Dataset records

——

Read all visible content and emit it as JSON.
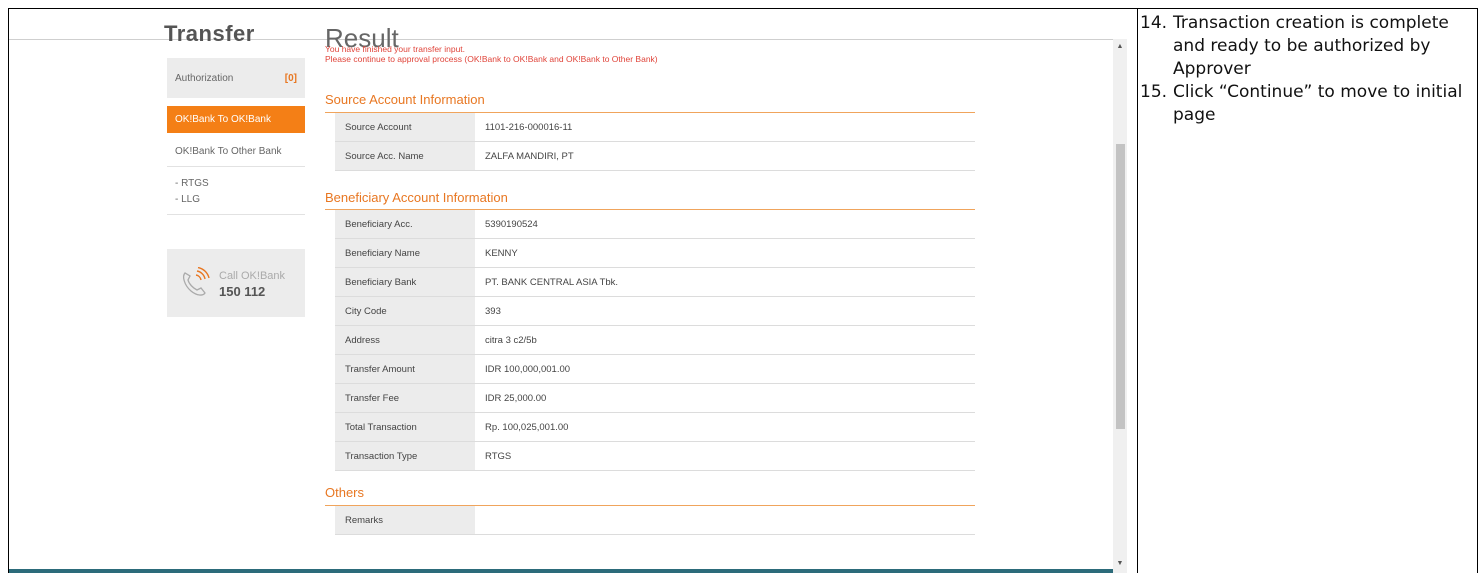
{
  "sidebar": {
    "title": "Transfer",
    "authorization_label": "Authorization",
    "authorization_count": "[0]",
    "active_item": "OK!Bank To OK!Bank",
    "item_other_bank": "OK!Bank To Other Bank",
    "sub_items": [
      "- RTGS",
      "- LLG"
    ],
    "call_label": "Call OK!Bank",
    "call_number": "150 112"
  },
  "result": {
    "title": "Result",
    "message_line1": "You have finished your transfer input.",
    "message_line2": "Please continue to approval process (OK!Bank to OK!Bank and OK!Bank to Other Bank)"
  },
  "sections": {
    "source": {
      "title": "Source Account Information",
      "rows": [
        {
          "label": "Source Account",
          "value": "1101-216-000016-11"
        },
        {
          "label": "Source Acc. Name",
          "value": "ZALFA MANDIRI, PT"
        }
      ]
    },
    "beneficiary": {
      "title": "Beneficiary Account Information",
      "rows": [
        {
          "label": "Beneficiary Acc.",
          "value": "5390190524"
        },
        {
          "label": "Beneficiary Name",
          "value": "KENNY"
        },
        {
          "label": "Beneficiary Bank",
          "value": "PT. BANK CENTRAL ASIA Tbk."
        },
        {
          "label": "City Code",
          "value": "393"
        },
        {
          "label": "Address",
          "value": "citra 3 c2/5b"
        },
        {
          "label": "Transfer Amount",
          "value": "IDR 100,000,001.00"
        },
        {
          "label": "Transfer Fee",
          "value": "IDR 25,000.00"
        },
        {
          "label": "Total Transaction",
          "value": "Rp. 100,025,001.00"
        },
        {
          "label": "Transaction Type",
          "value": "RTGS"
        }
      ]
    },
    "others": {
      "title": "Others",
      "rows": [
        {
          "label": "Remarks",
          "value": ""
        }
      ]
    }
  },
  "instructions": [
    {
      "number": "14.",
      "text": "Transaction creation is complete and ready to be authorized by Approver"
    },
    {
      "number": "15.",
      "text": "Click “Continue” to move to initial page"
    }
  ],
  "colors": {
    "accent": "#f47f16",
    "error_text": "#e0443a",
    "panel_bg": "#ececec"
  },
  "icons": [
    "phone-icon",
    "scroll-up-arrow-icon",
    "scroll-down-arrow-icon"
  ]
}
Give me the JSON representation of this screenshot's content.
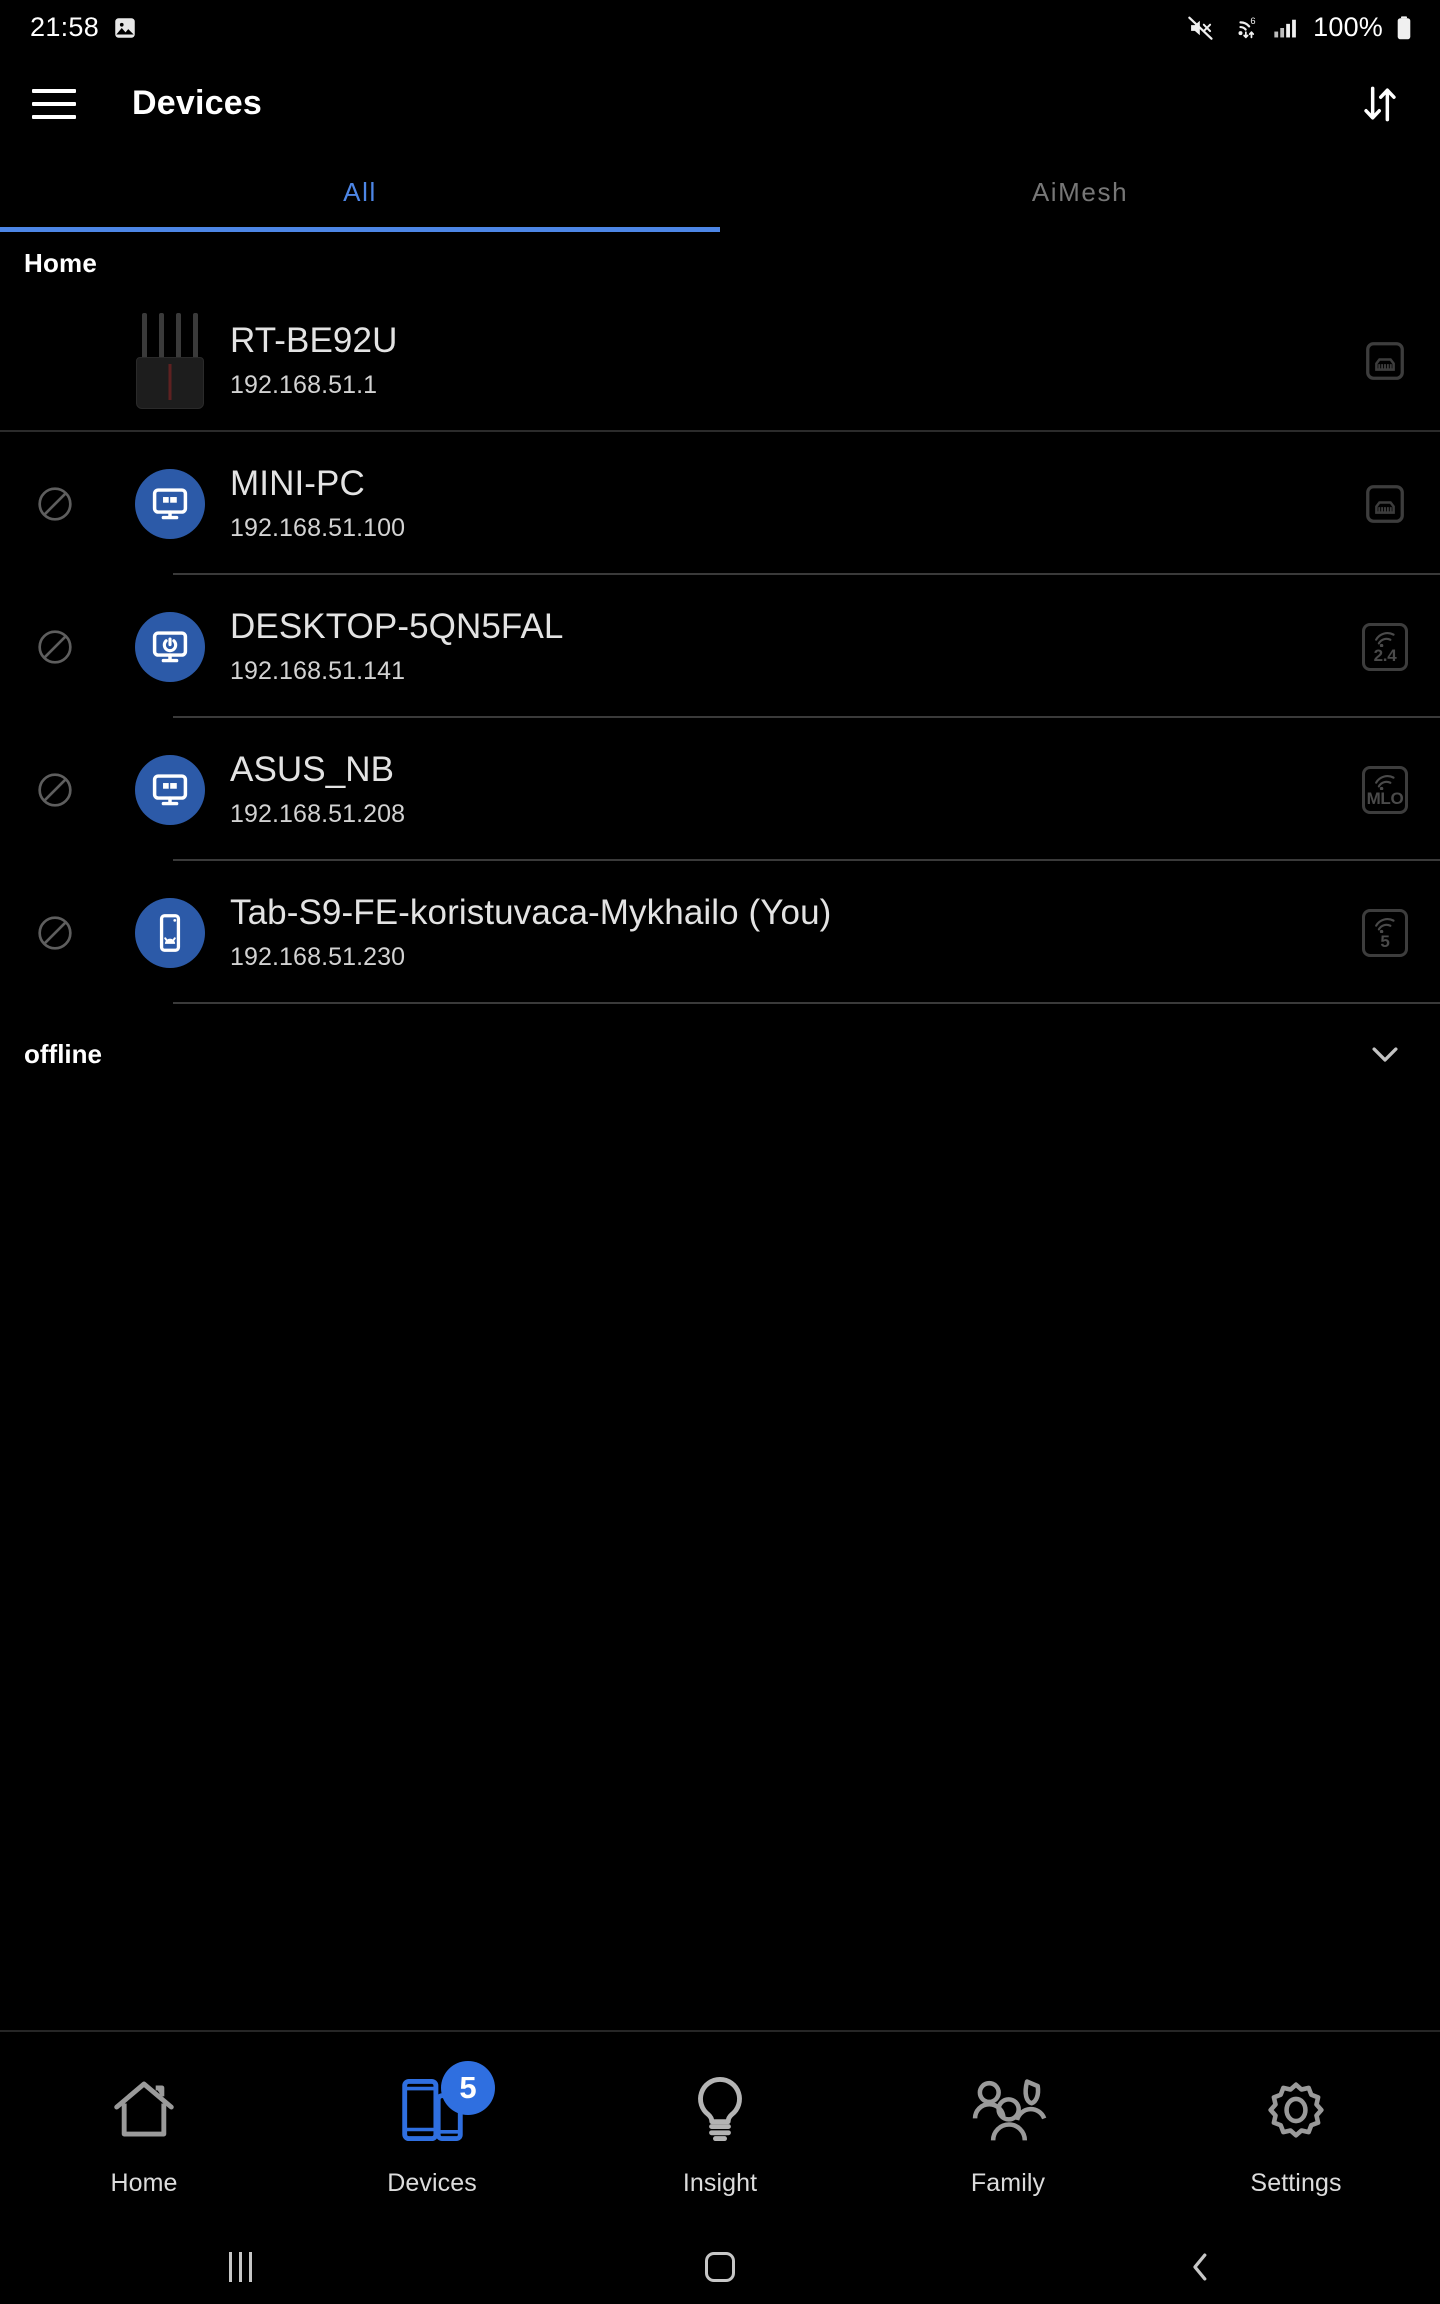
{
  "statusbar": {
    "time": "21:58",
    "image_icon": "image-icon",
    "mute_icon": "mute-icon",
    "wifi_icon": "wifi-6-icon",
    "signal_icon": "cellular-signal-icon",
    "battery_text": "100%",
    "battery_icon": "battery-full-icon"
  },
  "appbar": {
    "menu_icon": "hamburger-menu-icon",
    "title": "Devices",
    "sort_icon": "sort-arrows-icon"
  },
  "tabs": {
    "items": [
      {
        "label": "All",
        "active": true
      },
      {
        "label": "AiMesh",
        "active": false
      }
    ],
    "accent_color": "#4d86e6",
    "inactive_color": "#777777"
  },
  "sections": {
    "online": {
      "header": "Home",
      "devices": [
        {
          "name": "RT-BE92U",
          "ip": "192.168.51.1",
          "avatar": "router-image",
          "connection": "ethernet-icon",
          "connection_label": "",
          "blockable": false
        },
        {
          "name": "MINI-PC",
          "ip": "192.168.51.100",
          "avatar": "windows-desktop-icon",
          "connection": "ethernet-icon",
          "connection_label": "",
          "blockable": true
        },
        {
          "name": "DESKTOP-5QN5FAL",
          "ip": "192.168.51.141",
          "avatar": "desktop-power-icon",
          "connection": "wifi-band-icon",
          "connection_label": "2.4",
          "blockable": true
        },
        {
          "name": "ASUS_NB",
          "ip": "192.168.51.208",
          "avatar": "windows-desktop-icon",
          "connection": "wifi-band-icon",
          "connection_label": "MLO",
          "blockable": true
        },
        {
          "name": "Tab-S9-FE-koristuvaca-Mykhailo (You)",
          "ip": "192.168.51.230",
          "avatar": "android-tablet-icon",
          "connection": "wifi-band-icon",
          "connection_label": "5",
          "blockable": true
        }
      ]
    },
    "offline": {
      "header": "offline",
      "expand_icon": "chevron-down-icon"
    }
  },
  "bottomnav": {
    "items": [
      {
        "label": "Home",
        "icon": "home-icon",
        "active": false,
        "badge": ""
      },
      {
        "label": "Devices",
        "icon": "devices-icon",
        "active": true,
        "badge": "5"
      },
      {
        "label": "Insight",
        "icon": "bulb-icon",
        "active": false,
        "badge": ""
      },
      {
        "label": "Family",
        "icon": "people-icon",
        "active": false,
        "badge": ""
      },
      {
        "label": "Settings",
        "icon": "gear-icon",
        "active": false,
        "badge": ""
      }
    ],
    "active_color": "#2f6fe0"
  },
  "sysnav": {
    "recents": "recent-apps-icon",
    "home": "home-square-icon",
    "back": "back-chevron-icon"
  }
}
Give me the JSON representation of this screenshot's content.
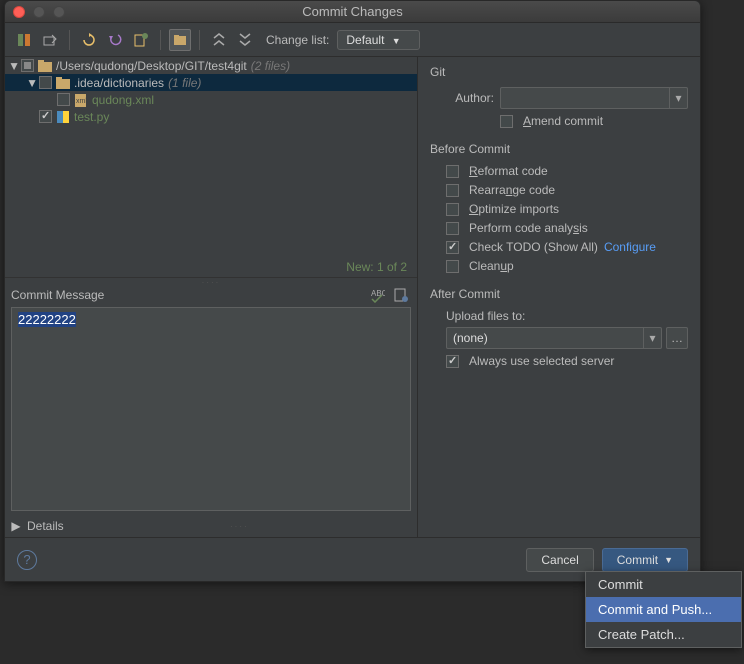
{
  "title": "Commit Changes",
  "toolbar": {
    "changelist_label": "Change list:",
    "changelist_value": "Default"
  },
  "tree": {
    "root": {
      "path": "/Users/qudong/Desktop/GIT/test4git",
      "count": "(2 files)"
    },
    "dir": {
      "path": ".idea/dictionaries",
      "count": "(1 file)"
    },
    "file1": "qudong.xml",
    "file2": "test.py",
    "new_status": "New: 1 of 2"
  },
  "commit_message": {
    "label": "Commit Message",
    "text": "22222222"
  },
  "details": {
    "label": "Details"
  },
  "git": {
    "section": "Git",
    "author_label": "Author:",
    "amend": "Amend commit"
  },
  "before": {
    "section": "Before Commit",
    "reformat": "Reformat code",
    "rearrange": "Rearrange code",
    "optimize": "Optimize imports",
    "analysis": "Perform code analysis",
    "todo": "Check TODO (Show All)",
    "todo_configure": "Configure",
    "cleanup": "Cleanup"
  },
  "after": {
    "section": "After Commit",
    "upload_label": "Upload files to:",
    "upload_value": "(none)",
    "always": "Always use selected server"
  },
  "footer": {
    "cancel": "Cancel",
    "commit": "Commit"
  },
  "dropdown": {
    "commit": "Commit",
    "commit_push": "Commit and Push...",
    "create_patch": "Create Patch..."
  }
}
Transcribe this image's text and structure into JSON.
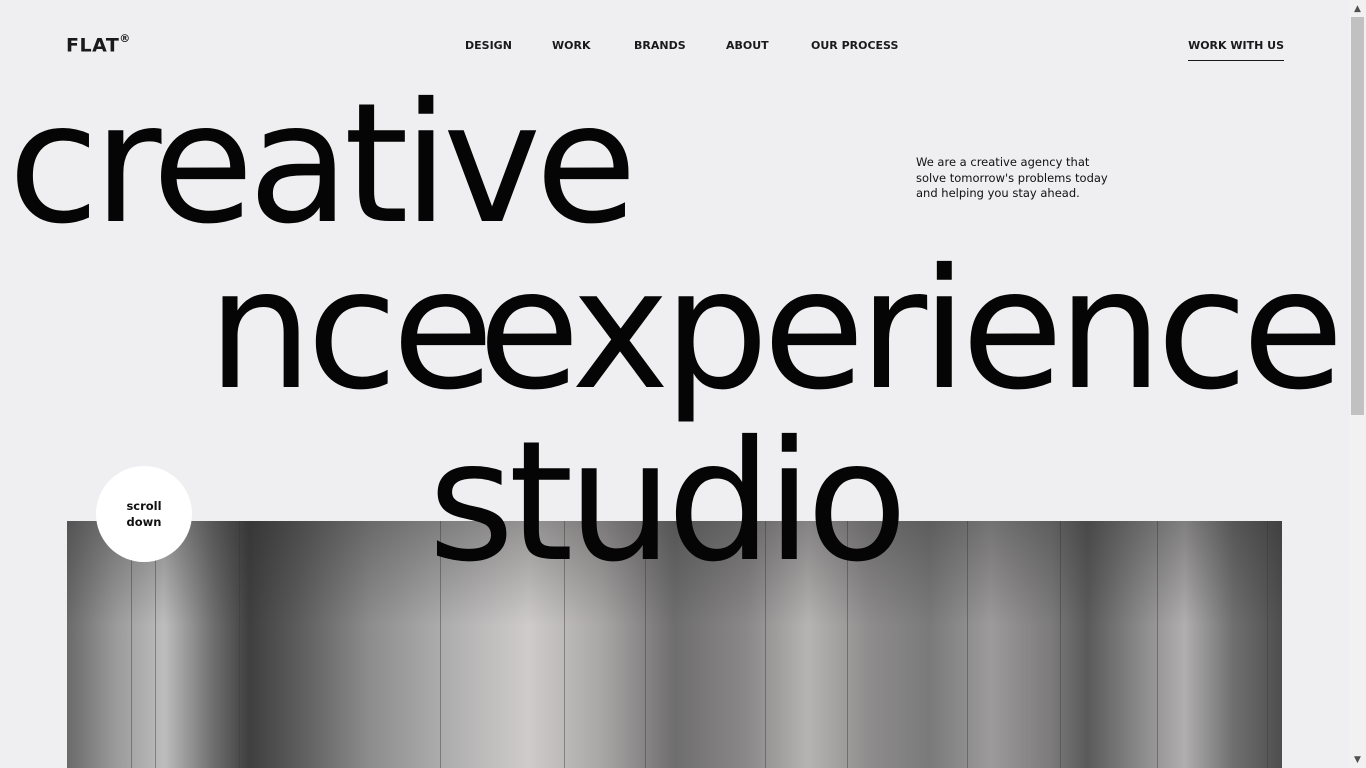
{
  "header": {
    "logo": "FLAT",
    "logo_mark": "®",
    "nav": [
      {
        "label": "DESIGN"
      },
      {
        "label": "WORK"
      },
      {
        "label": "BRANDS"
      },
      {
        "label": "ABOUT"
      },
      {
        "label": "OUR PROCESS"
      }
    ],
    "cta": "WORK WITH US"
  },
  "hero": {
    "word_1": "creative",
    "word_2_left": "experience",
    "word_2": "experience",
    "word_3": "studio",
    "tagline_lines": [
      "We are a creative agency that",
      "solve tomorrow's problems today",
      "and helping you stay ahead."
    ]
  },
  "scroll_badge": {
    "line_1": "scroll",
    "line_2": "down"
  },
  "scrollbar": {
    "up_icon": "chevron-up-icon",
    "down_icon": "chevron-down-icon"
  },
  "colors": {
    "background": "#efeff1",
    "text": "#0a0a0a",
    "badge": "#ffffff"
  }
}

——

* **Set exercise**
Copy all the lines of data exactly as they appear, dropping any images.

* **Answer to the problem**
Read all visible content and emit it as JSON.
{
  "sidebar": {
    "title": "Transfer",
    "authorization_label": "Authorization",
    "authorization_count": "[0]",
    "active_item": "OK!Bank To OK!Bank",
    "item_other_bank": "OK!Bank To Other Bank",
    "sub_items": [
      "- RTGS",
      "- LLG"
    ],
    "call_label": "Call OK!Bank",
    "call_number": "150 112"
  },
  "result": {
    "title": "Result",
    "message_line1": "You have finished your transfer input.",
    "message_line2": "Please continue to approval process (OK!Bank to OK!Bank and OK!Bank to Other Bank)"
  },
  "sections": {
    "source": {
      "title": "Source Account Information",
      "rows": [
        {
          "label": "Source Account",
          "value": "1101-216-000016-11"
        },
        {
          "label": "Source Acc. Name",
          "value": "ZALFA MANDIRI, PT"
        }
      ]
    },
    "beneficiary": {
      "title": "Beneficiary Account Information",
      "rows": [
        {
          "label": "Beneficiary Acc.",
          "value": "5390190524"
        },
        {
          "label": "Beneficiary Name",
          "value": "KENNY"
        },
        {
          "label": "Beneficiary Bank",
          "value": "PT. BANK CENTRAL ASIA Tbk."
        },
        {
          "label": "City Code",
          "value": "393"
        },
        {
          "label": "Address",
          "value": "citra 3 c2/5b"
        },
        {
          "label": "Transfer Amount",
          "value": "IDR 100,000,001.00"
        },
        {
          "label": "Transfer Fee",
          "value": "IDR 25,000.00"
        },
        {
          "label": "Total Transaction",
          "value": "Rp. 100,025,001.00"
        },
        {
          "label": "Transaction Type",
          "value": "RTGS"
        }
      ]
    },
    "others": {
      "title": "Others",
      "rows": [
        {
          "label": "Remarks",
          "value": ""
        }
      ]
    }
  },
  "instructions": [
    {
      "number": "14.",
      "text": "Transaction creation is complete and ready to be authorized by Approver"
    },
    {
      "number": "15.",
      "text": "Click “Continue” to move to initial page"
    }
  ],
  "colors": {
    "accent": "#f47f16",
    "error_text": "#e0443a",
    "panel_bg": "#ececec"
  },
  "icons": [
    "phone-icon",
    "scroll-up-arrow-icon",
    "scroll-down-arrow-icon"
  ]
}
Give me the JSON representation of this screenshot's content.
{
  "statusbar": {
    "time": "21:58",
    "image_icon": "image-icon",
    "mute_icon": "mute-icon",
    "wifi_icon": "wifi-6-icon",
    "signal_icon": "cellular-signal-icon",
    "battery_text": "100%",
    "battery_icon": "battery-full-icon"
  },
  "appbar": {
    "menu_icon": "hamburger-menu-icon",
    "title": "Devices",
    "sort_icon": "sort-arrows-icon"
  },
  "tabs": {
    "items": [
      {
        "label": "All",
        "active": true
      },
      {
        "label": "AiMesh",
        "active": false
      }
    ],
    "accent_color": "#4d86e6",
    "inactive_color": "#777777"
  },
  "sections": {
    "online": {
      "header": "Home",
      "devices": [
        {
          "name": "RT-BE92U",
          "ip": "192.168.51.1",
          "avatar": "router-image",
          "connection": "ethernet-icon",
          "connection_label": "",
          "blockable": false
        },
        {
          "name": "MINI-PC",
          "ip": "192.168.51.100",
          "avatar": "windows-desktop-icon",
          "connection": "ethernet-icon",
          "connection_label": "",
          "blockable": true
        },
        {
          "name": "DESKTOP-5QN5FAL",
          "ip": "192.168.51.141",
          "avatar": "desktop-power-icon",
          "connection": "wifi-band-icon",
          "connection_label": "2.4",
          "blockable": true
        },
        {
          "name": "ASUS_NB",
          "ip": "192.168.51.208",
          "avatar": "windows-desktop-icon",
          "connection": "wifi-band-icon",
          "connection_label": "MLO",
          "blockable": true
        },
        {
          "name": "Tab-S9-FE-koristuvaca-Mykhailo (You)",
          "ip": "192.168.51.230",
          "avatar": "android-tablet-icon",
          "connection": "wifi-band-icon",
          "connection_label": "5",
          "blockable": true
        }
      ]
    },
    "offline": {
      "header": "offline",
      "expand_icon": "chevron-down-icon"
    }
  },
  "bottomnav": {
    "items": [
      {
        "label": "Home",
        "icon": "home-icon",
        "active": false,
        "badge": ""
      },
      {
        "label": "Devices",
        "icon": "devices-icon",
        "active": true,
        "badge": "5"
      },
      {
        "label": "Insight",
        "icon": "bulb-icon",
        "active": false,
        "badge": ""
      },
      {
        "label": "Family",
        "icon": "people-icon",
        "active": false,
        "badge": ""
      },
      {
        "label": "Settings",
        "icon": "gear-icon",
        "active": false,
        "badge": ""
      }
    ],
    "active_color": "#2f6fe0"
  },
  "sysnav": {
    "recents": "recent-apps-icon",
    "home": "home-square-icon",
    "back": "back-chevron-icon"
  }
}
Give me the JSON representation of this screenshot's content.
{
  "title": "Commit Changes",
  "toolbar": {
    "changelist_label": "Change list:",
    "changelist_value": "Default"
  },
  "tree": {
    "root": {
      "path": "/Users/qudong/Desktop/GIT/test4git",
      "count": "(2 files)"
    },
    "dir": {
      "path": ".idea/dictionaries",
      "count": "(1 file)"
    },
    "file1": "qudong.xml",
    "file2": "test.py",
    "new_status": "New: 1 of 2"
  },
  "commit_message": {
    "label": "Commit Message",
    "text": "22222222"
  },
  "details": {
    "label": "Details"
  },
  "git": {
    "section": "Git",
    "author_label": "Author:",
    "amend": "Amend commit"
  },
  "before": {
    "section": "Before Commit",
    "reformat": "Reformat code",
    "rearrange": "Rearrange code",
    "optimize": "Optimize imports",
    "analysis": "Perform code analysis",
    "todo": "Check TODO (Show All)",
    "todo_configure": "Configure",
    "cleanup": "Cleanup"
  },
  "after": {
    "section": "After Commit",
    "upload_label": "Upload files to:",
    "upload_value": "(none)",
    "always": "Always use selected server"
  },
  "footer": {
    "cancel": "Cancel",
    "commit": "Commit"
  },
  "dropdown": {
    "commit": "Commit",
    "commit_push": "Commit and Push...",
    "create_patch": "Create Patch..."
  }
}
Transcribe this image's text and structure into JSON.
{
  "header": {
    "logo": "FLAT",
    "logo_mark": "®",
    "nav": [
      {
        "label": "DESIGN"
      },
      {
        "label": "WORK"
      },
      {
        "label": "BRANDS"
      },
      {
        "label": "ABOUT"
      },
      {
        "label": "OUR PROCESS"
      }
    ],
    "cta": "WORK WITH US"
  },
  "hero": {
    "word_1": "creative",
    "word_2_left": "experience",
    "word_2": "experience",
    "word_3": "studio",
    "tagline_lines": [
      "We are a creative agency that",
      "solve tomorrow's problems today",
      "and helping you stay ahead."
    ]
  },
  "scroll_badge": {
    "line_1": "scroll",
    "line_2": "down"
  },
  "scrollbar": {
    "up_icon": "chevron-up-icon",
    "down_icon": "chevron-down-icon"
  },
  "colors": {
    "background": "#efeff1",
    "text": "#0a0a0a",
    "badge": "#ffffff"
  }
}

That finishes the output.